══ TEXT TO READ

Friday, July 26, 2013

Charles Darwin and Adam Smith Had Much in Common

A regular correspondent (“airth”) to Lost Legacy drew my attention to an article that had not shown up in my Google Alerts service. 
I read it this evening and was struck by much in it of which I agreed, plus one or two irritating errors inevitable when anyone writes about a multi-disciplinary survey when he is an expert in one discipline but not in another.  I am sure I make elementary mistakes when I write with confidence about natural selection.
Now I have drawn your attention to this important subject and its interesting suggestions for modern economists to consider and improve their options by considering Darwinian evolutionary thinking and its potential for bringing economics more into relevance with the real world.
For now I shall leave you with these thoughts. Adam Smith’s thinking and writing was nothing like the modern image of his moral philosophy or is political economy (the subject of two books of mine: Kennedy, 2005. “Adam Smith’s Lost Legacy”, Palgrave-Macmillan; Kennedy, 2008. 2nd ed. 2010.  “Adam Smith: a moral philosopher and his political economy”, Palgrave-Macmillan).  I have a third book under way, entitled: “An Invisible Hand: a hasty and harmful conclusion”.

════

** WRITTEN INSTRUCTION A **
Please repeat, word for word, the part of the records that opens with their first line and closes with the line containing "legend-label: 40 to 60: [227, 678, 261, 688]".

══ DATASET EXTRACT

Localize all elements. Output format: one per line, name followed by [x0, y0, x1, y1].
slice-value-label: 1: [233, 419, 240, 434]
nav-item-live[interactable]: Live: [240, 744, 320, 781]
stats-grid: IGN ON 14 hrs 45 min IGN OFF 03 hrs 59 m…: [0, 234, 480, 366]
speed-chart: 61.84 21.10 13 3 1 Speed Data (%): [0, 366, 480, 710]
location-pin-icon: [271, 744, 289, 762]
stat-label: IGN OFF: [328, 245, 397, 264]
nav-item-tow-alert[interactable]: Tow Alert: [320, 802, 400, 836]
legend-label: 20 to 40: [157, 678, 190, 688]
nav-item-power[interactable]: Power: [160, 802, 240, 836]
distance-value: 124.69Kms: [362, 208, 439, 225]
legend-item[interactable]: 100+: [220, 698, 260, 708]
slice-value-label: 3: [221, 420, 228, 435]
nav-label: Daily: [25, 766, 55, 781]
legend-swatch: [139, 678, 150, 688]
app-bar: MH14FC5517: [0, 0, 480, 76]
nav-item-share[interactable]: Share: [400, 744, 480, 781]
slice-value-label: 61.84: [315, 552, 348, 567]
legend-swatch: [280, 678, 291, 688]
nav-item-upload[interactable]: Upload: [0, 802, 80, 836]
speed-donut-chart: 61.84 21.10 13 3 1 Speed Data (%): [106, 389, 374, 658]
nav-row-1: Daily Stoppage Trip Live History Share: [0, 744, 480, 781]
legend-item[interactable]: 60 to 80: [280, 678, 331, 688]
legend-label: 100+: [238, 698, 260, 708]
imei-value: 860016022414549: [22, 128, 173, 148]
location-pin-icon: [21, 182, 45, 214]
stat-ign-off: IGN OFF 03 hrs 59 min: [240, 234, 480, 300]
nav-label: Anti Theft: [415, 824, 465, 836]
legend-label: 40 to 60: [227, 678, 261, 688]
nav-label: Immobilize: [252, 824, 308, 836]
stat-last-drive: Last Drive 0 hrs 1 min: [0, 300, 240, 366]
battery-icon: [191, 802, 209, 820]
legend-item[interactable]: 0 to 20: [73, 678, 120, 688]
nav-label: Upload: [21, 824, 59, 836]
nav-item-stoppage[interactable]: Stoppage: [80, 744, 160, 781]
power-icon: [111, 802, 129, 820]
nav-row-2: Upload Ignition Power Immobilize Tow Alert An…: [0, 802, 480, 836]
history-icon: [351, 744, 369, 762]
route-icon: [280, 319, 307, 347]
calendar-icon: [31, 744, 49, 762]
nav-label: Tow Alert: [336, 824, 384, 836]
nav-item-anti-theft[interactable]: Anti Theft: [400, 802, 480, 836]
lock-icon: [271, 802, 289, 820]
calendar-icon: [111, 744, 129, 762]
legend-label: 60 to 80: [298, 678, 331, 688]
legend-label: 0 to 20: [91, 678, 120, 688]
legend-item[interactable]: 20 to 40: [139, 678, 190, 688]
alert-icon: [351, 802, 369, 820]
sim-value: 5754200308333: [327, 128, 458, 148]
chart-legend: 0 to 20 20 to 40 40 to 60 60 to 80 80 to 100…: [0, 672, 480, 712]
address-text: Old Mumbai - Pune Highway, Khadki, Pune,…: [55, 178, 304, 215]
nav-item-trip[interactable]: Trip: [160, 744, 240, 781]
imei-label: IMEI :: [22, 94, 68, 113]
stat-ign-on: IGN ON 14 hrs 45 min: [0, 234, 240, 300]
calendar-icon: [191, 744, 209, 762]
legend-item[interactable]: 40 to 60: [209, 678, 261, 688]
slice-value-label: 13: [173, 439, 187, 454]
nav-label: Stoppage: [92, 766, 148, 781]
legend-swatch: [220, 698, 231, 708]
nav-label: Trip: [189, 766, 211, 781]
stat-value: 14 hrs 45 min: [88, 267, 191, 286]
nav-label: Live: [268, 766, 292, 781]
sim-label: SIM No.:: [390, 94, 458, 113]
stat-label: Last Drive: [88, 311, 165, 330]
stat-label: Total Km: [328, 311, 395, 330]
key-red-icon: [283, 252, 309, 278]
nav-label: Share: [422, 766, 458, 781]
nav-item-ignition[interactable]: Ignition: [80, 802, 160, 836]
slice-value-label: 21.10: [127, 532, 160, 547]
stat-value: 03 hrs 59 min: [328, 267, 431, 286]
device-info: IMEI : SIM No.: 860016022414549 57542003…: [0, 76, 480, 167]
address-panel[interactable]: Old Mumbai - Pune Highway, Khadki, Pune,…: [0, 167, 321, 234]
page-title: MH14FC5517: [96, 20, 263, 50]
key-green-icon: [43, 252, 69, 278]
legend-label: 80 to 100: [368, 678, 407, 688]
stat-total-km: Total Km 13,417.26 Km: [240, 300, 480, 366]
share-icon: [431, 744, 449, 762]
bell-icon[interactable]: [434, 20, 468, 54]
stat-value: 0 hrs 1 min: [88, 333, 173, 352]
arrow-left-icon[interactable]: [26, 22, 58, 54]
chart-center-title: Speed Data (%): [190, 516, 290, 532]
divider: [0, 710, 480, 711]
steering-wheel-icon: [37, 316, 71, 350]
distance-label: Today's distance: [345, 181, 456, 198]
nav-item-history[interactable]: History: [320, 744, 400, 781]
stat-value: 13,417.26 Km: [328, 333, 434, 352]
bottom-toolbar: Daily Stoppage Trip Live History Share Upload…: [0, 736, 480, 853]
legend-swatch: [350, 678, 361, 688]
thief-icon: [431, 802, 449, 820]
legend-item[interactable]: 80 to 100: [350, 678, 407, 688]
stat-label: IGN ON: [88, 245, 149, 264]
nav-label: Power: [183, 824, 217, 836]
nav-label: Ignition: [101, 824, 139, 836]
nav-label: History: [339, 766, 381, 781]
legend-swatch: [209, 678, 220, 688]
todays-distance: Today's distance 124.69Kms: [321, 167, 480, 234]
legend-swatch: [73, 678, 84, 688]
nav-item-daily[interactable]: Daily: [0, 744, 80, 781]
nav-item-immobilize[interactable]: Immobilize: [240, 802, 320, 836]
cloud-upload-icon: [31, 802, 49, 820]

════

** WRITTEN INSTRUCTION B **
Reproduce without any change the part of the post on Darwin and Adam Smith that opens with the words containing "Charles Darwin and" and closes with "the real world.".

** COMPLETE OUTPUT A **
Localize all elements. Output format: one per line, name followed by [x0, y0, x1, y1].
slice-value-label: 1: [233, 419, 240, 434]
nav-item-live[interactable]: Live: [240, 744, 320, 781]
stats-grid: IGN ON 14 hrs 45 min IGN OFF 03 hrs 59 m…: [0, 234, 480, 366]
speed-chart: 61.84 21.10 13 3 1 Speed Data (%): [0, 366, 480, 710]
location-pin-icon: [271, 744, 289, 762]
stat-label: IGN OFF: [328, 245, 397, 264]
nav-item-tow-alert[interactable]: Tow Alert: [320, 802, 400, 836]
legend-label: 20 to 40: [157, 678, 190, 688]
nav-item-power[interactable]: Power: [160, 802, 240, 836]
distance-value: 124.69Kms: [362, 208, 439, 225]
legend-item[interactable]: 100+: [220, 698, 260, 708]
slice-value-label: 3: [221, 420, 228, 435]
nav-label: Daily: [25, 766, 55, 781]
legend-swatch: [139, 678, 150, 688]
app-bar: MH14FC5517: [0, 0, 480, 76]
nav-item-share[interactable]: Share: [400, 744, 480, 781]
slice-value-label: 61.84: [315, 552, 348, 567]
legend-swatch: [280, 678, 291, 688]
nav-item-upload[interactable]: Upload: [0, 802, 80, 836]
speed-donut-chart: 61.84 21.10 13 3 1 Speed Data (%): [106, 389, 374, 658]
nav-row-1: Daily Stoppage Trip Live History Share: [0, 744, 480, 781]
legend-item[interactable]: 60 to 80: [280, 678, 331, 688]
legend-label: 100+: [238, 698, 260, 708]
imei-value: 860016022414549: [22, 128, 173, 148]
location-pin-icon: [21, 182, 45, 214]
stat-ign-off: IGN OFF 03 hrs 59 min: [240, 234, 480, 300]
nav-label: Anti Theft: [415, 824, 465, 836]
legend-label: 40 to 60: [227, 678, 261, 688]

** COMPLETE OUTPUT B **
Charles Darwin and Adam Smith Had Much in Common

A regular correspondent (“airth”) to Lost Legacy drew my attention to an article that had not shown up in my Google Alerts service. 
I read it this evening and was struck by much in it of which I agreed, plus one or two irritating errors inevitable when anyone writes about a multi-disciplinary survey when he is an expert in one discipline but not in another.  I am sure I make elementary mistakes when I write with confidence about natural selection.
Now I have drawn your attention to this important subject and its interesting suggestions for modern economists to consider and improve their options by considering Darwinian evolutionary thinking and its potential for bringing economics more into relevance with the real world.